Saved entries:
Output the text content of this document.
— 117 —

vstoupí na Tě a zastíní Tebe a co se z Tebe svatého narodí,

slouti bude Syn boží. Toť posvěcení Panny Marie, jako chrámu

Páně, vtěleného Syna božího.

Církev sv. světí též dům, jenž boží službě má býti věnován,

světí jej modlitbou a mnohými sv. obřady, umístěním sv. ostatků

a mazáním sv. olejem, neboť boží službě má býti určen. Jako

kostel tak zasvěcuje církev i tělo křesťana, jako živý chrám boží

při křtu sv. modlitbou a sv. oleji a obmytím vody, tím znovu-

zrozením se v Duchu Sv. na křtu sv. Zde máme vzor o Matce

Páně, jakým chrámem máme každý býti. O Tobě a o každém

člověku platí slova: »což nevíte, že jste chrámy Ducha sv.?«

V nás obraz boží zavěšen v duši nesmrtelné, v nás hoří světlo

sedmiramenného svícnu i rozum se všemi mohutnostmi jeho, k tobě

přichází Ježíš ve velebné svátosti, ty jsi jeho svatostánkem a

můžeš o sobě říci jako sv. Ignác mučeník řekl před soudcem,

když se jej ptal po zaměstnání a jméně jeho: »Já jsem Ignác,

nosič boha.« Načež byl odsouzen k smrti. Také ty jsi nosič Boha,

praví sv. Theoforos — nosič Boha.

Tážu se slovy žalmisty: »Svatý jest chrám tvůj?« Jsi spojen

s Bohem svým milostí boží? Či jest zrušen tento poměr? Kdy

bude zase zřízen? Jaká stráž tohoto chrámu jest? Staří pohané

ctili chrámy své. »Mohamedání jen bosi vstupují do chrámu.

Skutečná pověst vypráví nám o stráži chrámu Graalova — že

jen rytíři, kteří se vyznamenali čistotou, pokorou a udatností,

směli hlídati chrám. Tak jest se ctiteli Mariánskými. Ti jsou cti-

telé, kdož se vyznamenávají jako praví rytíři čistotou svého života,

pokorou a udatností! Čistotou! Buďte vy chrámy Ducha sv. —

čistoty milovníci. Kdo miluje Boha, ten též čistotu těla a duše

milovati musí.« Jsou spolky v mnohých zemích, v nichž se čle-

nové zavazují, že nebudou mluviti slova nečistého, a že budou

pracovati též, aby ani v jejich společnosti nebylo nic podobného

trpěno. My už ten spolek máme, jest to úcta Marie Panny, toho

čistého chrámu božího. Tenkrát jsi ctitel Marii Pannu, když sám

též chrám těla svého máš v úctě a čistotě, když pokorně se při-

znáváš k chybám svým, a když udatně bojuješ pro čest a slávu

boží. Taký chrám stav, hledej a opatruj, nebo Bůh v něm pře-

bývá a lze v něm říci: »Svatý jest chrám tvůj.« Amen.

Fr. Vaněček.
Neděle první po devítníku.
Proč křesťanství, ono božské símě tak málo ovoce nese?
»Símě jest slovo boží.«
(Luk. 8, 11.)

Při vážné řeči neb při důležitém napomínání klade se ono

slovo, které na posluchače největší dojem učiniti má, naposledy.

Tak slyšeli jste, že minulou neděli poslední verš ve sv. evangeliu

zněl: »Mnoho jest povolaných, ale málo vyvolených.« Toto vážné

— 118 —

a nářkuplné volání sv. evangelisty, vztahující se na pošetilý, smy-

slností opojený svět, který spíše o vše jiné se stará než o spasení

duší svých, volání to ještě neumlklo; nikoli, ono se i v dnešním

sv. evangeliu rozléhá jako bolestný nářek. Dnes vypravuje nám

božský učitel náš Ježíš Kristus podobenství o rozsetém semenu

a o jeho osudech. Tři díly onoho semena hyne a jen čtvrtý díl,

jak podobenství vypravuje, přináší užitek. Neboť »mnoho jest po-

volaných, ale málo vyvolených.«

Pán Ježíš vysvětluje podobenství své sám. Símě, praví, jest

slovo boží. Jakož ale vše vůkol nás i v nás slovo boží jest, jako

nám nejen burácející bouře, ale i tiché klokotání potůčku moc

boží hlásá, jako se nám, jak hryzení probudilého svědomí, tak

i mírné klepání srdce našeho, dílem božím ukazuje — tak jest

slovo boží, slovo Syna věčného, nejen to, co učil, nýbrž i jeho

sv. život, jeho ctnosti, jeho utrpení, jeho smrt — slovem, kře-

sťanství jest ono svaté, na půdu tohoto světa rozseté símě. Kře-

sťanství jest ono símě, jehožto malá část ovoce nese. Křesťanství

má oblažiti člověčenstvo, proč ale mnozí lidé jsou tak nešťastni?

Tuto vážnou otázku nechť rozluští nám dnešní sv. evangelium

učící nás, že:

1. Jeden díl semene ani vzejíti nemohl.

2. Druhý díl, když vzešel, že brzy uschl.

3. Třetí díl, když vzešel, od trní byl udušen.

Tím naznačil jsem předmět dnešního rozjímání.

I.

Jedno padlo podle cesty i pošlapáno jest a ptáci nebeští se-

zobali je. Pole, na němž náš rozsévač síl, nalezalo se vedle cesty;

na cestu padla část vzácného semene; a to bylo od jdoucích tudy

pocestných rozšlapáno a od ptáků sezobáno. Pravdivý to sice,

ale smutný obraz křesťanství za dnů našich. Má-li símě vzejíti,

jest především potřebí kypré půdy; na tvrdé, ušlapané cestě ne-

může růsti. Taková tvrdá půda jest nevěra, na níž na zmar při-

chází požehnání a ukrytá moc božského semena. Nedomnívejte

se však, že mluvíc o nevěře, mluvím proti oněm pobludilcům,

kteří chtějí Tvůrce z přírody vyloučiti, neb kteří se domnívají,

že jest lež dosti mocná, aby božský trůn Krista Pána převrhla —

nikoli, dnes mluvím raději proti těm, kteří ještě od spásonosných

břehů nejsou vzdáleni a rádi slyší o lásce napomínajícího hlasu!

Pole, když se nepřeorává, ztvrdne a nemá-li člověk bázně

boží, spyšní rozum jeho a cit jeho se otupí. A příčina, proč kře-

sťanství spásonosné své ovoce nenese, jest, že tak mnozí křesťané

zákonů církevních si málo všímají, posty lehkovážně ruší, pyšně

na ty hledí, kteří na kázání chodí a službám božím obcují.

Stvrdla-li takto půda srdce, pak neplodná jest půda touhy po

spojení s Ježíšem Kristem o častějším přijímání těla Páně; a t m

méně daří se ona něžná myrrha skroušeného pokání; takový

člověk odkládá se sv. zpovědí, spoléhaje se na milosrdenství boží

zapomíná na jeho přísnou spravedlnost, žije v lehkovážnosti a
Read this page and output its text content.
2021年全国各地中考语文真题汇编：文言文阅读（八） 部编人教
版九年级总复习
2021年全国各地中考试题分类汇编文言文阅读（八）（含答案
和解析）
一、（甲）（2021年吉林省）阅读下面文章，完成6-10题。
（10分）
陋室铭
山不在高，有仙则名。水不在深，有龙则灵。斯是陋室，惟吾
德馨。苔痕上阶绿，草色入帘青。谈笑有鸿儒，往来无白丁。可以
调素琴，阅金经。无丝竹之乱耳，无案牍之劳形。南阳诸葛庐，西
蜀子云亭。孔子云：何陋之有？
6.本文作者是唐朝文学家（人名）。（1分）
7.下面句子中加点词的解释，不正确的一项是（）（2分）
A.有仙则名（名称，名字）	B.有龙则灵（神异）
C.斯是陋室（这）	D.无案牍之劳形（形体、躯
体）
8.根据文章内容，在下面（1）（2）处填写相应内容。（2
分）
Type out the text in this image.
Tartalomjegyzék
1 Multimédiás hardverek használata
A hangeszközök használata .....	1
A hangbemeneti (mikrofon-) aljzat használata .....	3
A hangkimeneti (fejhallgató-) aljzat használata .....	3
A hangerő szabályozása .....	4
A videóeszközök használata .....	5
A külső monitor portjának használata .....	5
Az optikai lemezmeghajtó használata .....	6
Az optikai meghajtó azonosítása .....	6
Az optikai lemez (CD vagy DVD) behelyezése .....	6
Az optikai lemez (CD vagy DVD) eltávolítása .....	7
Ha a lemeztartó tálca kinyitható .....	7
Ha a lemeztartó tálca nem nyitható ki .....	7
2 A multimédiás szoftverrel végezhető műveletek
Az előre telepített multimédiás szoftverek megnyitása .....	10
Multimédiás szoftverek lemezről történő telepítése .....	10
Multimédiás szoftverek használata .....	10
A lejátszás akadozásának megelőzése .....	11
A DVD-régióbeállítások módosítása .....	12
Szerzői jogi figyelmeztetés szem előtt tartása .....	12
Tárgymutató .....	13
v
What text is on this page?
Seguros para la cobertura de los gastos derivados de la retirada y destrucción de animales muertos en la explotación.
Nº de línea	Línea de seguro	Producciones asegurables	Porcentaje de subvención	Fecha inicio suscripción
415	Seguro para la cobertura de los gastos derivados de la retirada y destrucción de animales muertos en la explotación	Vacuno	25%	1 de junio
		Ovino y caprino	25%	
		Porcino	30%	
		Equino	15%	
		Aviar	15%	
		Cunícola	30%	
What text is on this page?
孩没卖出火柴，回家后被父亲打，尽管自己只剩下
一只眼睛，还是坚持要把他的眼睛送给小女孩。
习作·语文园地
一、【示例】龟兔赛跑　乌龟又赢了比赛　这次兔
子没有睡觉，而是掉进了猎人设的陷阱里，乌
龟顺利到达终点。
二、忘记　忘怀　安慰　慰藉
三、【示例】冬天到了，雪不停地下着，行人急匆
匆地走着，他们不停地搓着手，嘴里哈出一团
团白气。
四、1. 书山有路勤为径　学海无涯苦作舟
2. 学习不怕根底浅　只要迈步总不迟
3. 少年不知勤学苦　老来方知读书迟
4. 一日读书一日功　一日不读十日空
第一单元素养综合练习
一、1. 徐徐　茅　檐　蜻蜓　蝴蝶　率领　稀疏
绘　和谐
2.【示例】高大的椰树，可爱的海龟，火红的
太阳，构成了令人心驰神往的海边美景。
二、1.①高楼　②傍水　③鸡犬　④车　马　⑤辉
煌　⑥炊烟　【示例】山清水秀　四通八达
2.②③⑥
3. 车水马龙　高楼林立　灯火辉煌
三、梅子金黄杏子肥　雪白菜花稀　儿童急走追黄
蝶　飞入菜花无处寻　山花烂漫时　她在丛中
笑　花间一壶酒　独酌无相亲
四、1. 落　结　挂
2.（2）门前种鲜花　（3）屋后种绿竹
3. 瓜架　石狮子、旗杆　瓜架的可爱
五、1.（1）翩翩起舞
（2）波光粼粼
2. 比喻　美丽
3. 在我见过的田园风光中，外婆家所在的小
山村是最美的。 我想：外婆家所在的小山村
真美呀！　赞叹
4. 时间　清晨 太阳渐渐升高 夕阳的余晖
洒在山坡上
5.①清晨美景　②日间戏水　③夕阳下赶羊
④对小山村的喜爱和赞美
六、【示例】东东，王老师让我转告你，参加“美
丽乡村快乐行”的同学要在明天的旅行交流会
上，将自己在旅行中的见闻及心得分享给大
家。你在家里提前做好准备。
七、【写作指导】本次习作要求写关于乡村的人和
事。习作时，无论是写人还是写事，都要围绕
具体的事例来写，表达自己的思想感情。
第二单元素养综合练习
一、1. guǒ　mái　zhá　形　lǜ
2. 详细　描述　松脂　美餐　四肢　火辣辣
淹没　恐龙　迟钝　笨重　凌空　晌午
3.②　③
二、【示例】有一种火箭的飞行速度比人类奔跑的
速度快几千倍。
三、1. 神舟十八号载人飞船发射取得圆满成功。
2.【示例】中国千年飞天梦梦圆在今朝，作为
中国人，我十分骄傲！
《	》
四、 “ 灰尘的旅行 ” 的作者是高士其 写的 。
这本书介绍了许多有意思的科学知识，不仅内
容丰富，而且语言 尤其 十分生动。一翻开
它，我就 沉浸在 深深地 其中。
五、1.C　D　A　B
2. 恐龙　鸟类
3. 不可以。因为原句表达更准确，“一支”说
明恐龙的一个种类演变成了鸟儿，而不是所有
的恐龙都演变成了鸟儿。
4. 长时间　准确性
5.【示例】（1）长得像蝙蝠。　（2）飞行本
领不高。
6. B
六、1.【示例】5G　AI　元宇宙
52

Exercise brief: Which lines in the data above contain "Svatý"? Show each one.

Exercise answer:
Tážu se slovy žalmisty: »Svatý jest chrám tvůj?« Jsi spojen
bývá a lze v něm říci: »Svatý jest chrám tvůj.« Amen.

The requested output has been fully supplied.